▶ [REQUIREMENTS] Work through the data line by line, gathering every line that has the word "JSON".

Stored data entries
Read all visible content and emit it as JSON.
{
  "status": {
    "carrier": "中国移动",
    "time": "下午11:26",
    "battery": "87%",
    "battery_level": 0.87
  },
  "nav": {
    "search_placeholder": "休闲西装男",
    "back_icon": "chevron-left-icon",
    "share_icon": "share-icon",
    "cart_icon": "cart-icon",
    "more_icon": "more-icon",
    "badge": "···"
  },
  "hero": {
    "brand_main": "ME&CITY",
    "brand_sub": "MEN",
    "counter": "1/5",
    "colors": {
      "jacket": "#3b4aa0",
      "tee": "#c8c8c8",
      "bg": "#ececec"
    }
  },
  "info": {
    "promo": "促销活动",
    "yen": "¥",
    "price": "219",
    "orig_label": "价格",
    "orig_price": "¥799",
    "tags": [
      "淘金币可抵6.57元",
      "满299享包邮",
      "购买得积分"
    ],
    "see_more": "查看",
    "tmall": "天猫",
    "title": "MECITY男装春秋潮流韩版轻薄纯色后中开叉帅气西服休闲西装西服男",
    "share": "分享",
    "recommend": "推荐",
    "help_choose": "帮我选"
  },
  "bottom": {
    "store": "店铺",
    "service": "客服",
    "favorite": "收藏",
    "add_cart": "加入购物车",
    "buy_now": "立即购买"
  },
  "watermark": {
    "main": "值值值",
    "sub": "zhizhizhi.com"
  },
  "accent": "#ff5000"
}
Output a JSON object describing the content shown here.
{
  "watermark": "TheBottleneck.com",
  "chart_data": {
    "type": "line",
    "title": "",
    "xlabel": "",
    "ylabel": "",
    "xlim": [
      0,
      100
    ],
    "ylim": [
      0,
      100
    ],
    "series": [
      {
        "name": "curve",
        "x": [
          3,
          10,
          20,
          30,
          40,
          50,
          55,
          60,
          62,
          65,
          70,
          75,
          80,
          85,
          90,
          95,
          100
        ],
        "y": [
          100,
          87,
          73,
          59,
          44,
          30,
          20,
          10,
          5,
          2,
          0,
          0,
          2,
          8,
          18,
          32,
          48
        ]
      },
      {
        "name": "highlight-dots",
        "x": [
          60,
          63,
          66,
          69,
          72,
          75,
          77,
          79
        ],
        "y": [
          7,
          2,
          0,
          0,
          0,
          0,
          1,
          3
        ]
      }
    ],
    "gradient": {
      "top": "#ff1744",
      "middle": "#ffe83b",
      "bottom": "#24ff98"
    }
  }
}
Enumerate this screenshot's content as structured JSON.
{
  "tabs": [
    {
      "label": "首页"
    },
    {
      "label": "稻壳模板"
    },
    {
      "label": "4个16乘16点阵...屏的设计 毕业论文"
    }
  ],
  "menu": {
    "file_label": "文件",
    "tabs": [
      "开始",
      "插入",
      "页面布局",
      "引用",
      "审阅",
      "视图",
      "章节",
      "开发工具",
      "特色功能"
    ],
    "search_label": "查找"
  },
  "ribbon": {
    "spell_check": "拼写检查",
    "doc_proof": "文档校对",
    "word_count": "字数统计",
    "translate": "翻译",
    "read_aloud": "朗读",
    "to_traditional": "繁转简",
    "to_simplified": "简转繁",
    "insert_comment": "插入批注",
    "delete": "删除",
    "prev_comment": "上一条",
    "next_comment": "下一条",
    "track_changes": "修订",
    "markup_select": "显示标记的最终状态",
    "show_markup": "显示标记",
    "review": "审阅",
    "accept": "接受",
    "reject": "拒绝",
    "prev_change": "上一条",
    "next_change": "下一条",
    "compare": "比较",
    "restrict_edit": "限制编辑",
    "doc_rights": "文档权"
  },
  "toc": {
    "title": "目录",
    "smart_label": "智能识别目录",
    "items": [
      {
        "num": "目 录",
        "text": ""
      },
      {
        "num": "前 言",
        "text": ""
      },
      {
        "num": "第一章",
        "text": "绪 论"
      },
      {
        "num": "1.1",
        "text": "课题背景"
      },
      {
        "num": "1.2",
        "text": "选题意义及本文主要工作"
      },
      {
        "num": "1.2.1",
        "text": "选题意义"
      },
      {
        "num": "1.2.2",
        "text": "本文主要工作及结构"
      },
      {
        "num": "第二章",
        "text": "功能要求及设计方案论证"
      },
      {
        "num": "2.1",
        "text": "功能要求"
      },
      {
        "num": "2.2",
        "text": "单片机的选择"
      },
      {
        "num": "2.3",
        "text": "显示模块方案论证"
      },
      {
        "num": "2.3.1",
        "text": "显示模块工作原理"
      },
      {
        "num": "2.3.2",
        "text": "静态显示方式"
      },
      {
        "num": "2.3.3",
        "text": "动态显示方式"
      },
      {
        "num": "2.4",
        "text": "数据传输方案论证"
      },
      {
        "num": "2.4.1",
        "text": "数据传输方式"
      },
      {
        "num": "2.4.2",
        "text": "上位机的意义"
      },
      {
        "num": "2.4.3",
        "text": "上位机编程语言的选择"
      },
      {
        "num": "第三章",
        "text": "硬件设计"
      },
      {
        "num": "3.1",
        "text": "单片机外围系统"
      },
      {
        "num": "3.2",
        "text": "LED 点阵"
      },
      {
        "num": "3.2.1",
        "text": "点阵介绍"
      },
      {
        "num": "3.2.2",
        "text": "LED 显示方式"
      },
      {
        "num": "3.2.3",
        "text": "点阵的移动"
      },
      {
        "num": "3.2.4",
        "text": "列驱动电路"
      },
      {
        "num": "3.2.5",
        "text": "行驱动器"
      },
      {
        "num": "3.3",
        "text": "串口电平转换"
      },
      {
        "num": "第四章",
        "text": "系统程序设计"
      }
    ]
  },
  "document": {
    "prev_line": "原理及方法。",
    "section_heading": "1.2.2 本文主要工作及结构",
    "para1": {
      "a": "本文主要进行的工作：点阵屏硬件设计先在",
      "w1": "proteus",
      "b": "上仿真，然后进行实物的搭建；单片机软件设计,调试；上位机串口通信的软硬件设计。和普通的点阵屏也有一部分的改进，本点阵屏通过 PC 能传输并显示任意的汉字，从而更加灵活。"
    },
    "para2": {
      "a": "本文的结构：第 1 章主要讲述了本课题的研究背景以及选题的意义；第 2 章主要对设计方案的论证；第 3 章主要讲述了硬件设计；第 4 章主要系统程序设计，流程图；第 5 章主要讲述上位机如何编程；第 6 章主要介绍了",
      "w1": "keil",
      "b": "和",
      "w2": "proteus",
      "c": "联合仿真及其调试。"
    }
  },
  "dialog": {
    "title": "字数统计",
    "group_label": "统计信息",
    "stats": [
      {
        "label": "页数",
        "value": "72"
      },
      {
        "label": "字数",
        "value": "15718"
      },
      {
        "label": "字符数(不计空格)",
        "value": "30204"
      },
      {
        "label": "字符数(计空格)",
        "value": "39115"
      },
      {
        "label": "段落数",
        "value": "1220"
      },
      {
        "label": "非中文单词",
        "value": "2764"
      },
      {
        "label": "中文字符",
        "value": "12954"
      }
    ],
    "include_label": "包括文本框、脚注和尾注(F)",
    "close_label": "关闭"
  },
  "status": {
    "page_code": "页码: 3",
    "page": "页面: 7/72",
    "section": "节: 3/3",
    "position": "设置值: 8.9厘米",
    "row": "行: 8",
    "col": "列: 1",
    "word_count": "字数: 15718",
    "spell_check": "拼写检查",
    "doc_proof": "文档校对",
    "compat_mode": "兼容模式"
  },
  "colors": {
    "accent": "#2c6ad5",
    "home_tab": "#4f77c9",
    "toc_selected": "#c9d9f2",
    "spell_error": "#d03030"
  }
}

▶ [RESULT OF THIS TASK]
Read all visible content and emit it as JSON.
Output a JSON object describing the content shown here.
Enumerate this screenshot's content as structured JSON.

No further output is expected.